[Recorded data]
——————————
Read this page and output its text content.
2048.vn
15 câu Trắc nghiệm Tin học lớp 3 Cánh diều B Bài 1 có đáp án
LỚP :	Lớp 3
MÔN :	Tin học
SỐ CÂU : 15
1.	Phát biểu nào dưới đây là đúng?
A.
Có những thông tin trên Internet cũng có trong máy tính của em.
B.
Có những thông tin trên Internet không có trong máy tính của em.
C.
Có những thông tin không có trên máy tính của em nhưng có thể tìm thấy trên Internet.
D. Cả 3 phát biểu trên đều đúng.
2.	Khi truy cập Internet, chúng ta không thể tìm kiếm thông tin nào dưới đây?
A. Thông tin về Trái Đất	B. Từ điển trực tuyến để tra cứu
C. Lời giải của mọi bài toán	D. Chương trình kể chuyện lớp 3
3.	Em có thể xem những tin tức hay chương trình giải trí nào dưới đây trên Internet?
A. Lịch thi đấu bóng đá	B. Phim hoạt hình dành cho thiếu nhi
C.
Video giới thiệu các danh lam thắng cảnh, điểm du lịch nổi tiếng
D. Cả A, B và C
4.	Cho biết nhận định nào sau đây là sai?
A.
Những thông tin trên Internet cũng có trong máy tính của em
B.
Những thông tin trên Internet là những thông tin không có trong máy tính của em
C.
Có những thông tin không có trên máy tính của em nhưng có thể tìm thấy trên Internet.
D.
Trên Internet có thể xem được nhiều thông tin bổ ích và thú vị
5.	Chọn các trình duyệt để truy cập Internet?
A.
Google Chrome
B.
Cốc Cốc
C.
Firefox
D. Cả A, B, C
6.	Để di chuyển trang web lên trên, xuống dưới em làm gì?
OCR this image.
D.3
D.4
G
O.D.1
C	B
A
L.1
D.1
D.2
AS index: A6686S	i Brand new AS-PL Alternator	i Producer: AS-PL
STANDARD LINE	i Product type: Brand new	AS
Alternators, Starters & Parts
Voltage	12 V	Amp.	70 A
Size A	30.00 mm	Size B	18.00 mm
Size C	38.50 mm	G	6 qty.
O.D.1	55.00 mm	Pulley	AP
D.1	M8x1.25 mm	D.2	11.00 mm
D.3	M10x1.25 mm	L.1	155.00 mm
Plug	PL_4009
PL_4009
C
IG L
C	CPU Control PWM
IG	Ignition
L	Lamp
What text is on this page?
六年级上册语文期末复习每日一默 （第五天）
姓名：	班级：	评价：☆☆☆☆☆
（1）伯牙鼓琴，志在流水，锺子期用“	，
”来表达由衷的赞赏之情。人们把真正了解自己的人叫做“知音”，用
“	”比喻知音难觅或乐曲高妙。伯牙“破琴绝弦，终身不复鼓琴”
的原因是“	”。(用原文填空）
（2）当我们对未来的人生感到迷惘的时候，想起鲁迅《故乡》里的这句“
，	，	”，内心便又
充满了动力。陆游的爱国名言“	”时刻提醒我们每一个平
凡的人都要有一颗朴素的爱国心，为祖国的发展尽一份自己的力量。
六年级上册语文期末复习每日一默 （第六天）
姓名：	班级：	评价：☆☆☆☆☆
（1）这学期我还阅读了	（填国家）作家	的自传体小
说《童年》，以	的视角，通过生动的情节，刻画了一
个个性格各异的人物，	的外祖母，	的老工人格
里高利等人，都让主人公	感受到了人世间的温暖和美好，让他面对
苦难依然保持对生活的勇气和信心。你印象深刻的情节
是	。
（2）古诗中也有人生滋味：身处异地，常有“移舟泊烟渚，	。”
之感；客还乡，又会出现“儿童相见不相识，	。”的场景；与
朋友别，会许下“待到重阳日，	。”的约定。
——————————
### EXERCISE
Tally every line of the data that holds the word "truy" and write the count alone.

### SOLUTION TO THIS TASK
2